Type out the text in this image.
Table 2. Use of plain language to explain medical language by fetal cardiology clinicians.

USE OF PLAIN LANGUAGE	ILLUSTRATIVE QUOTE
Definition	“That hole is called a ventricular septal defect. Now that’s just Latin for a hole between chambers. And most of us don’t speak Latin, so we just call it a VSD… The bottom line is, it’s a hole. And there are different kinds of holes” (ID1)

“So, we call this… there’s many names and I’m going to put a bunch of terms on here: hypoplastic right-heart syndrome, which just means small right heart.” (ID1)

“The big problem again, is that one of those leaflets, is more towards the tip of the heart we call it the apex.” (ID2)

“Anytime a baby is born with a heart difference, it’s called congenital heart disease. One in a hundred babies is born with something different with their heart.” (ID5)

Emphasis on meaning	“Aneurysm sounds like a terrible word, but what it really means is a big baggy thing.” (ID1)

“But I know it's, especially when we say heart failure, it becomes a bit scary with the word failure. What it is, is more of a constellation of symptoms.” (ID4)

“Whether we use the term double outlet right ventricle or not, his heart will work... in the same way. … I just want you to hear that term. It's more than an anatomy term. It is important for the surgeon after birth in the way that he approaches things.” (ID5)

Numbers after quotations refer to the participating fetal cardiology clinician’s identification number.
■ ■ ■ ■
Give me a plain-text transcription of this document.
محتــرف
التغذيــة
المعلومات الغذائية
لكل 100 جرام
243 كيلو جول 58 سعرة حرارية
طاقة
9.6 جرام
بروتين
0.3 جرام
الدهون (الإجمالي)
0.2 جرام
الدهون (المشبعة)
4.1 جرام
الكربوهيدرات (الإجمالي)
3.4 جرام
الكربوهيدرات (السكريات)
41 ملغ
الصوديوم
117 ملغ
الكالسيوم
■ ■ ■ ■
**INSTRUCTIONS TO FOLLOW:**
Choose all lines containing the string "text" and copy them out.

**THE OUTPUT:**
Type out the text in this image.
Give me a plain-text transcription of this document.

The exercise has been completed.